• 文書の抜粋:
LazyDatabase _openConnection() {
return LazyDatabase(() async {
final dbFolder = await getApplicationDocumentsDirectory();
final file = File(join(dbFolder.path, 'db.sqlite'));
return NativeDatabase(file);
});
}
Tableの設定はここまでで終わりです。お疲れさまでした。
freezedを用いたモデルの定義
先程のUsersテーブルを参考にユーザーモデルを作成していきます。
partの部分では、ファイル名を記述してください。
渡しの場合、user_model.dart
というファイルにUserModelを記述しているので、part 'user_model.freezed.dart'
という書き方になります。
import 'package:freezed_annotation/freezed_annotation.dart';
part 'user_model.freezed.dart';
class UserModel with _$UserModel {
const UserModel._();
const factory UserModel({
required int id,
required String name,
(false) bool fav,
}) = _UserModel;
}
テーブルとモデルができたところで、コード生成を行います。
ターミナルで次のコマンド
dart run build_runner build
ここまでうまくいけば、エラーは表示されなくなると思いますが、表示される方はライブラリのバージョン番号等も含めて見直してみてください。
Repositoryの作成
RepositoryはUIからアクセスするためのものとして今回は作っていきます。
機能としては
・データをフェッチする
・Favボタンを押したときにfavのフラグを反転させる
の2つのみです。

• 演習の課題:
**a)** 抜粋のUserModelのコンストラクタで定義されているフィールドを、型とともにすべて挙げてください。
**b)** 抜粋で、partの記述が「part 'user_model.freezed.dart'」になる理由を、本文に基づいて説明すること。

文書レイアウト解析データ
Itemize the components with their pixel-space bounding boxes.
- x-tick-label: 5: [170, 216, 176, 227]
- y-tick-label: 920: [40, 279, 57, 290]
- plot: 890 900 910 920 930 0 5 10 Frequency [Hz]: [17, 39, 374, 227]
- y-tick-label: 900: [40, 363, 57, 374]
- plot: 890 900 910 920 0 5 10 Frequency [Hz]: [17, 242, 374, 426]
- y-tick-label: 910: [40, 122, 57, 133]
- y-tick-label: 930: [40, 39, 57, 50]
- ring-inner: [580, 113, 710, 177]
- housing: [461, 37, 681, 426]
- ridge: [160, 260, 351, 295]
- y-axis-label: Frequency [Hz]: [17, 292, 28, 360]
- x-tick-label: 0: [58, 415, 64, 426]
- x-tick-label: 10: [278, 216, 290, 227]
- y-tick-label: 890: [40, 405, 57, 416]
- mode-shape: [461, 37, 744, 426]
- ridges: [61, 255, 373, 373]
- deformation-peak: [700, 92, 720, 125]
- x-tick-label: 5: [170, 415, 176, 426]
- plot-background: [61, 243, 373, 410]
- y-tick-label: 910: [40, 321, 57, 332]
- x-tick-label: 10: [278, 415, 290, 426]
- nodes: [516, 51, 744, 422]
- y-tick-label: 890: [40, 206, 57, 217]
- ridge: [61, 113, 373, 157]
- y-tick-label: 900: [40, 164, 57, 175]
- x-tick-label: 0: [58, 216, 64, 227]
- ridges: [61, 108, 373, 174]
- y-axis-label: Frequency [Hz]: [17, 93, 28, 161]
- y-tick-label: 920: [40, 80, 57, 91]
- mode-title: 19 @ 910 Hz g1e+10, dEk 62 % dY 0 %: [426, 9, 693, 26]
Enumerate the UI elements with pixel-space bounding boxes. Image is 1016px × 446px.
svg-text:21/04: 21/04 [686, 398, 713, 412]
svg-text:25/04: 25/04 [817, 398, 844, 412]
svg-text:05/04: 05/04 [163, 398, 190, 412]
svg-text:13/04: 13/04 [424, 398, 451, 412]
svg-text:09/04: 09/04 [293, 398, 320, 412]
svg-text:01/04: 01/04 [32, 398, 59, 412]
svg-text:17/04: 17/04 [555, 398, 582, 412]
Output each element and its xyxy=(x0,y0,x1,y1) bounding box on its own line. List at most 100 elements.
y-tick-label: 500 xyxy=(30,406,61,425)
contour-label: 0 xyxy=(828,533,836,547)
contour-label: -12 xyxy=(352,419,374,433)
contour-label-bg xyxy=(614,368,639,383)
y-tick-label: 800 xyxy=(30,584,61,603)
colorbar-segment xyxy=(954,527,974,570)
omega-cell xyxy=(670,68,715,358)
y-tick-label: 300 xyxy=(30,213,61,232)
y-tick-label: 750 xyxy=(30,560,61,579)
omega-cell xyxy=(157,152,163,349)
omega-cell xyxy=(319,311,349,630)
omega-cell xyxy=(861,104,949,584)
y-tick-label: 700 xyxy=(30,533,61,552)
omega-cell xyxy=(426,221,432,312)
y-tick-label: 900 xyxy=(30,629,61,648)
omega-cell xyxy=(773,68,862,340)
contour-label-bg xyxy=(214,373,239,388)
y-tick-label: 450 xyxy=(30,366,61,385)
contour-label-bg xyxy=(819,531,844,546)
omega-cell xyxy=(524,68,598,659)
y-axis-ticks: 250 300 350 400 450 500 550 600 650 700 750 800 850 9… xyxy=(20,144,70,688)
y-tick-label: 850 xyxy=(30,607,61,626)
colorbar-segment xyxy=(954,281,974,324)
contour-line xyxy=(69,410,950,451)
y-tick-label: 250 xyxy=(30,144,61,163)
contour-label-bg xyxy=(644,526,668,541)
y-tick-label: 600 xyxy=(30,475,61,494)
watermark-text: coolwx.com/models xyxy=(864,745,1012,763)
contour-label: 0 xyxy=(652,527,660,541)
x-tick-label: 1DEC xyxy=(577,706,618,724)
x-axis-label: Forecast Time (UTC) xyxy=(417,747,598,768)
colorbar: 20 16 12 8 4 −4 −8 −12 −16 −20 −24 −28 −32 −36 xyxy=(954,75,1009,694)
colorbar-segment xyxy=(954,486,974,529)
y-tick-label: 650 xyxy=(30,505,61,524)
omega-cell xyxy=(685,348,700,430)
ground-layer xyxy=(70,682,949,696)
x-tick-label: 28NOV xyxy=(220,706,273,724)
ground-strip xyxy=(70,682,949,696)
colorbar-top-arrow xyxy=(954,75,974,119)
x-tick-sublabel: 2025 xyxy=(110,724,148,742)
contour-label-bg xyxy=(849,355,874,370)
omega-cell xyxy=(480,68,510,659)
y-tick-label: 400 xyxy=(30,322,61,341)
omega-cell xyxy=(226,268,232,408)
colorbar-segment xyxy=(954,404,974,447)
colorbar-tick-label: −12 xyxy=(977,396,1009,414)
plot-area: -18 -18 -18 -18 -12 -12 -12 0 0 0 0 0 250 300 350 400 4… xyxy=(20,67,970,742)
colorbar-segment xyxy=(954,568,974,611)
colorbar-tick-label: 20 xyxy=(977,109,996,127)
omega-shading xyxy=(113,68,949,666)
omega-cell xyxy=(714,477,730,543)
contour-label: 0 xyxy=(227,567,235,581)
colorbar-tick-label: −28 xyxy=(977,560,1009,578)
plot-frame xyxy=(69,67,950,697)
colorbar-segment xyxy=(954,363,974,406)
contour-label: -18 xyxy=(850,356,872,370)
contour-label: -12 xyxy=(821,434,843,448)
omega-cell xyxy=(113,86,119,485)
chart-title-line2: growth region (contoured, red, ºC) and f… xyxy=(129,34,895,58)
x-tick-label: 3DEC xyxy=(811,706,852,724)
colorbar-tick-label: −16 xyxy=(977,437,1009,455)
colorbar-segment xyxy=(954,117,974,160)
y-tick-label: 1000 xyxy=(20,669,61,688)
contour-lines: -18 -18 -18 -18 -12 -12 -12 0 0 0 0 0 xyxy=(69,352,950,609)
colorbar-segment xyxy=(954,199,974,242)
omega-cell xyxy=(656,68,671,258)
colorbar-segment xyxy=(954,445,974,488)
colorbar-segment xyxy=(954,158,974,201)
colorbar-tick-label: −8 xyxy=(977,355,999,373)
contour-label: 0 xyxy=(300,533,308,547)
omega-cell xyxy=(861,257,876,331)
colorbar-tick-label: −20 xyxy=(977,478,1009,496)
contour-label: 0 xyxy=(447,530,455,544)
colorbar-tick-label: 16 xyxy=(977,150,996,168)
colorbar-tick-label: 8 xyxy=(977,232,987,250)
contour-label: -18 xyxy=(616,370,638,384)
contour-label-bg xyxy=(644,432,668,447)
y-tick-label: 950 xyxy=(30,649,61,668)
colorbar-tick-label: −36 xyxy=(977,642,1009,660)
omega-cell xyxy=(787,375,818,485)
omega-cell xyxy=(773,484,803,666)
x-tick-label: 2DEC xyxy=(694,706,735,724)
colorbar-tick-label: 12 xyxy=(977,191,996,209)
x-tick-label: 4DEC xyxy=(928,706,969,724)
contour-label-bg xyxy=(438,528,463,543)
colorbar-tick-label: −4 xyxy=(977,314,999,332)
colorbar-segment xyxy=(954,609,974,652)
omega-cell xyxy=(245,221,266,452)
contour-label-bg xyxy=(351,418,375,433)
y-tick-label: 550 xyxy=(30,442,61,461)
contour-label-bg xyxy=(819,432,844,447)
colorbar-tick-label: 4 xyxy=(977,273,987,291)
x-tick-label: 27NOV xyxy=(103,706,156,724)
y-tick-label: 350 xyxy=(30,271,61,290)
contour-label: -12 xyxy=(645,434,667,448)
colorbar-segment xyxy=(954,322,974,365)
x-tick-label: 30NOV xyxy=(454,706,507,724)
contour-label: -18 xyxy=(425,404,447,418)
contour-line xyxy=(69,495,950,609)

• 各項目の解答:
**a)** id（int）、name（String）、fav（bool）

**b)** partの部分にはファイル名を記述することになっており、UserModelがuser_model.dartというファイルに記述されているから。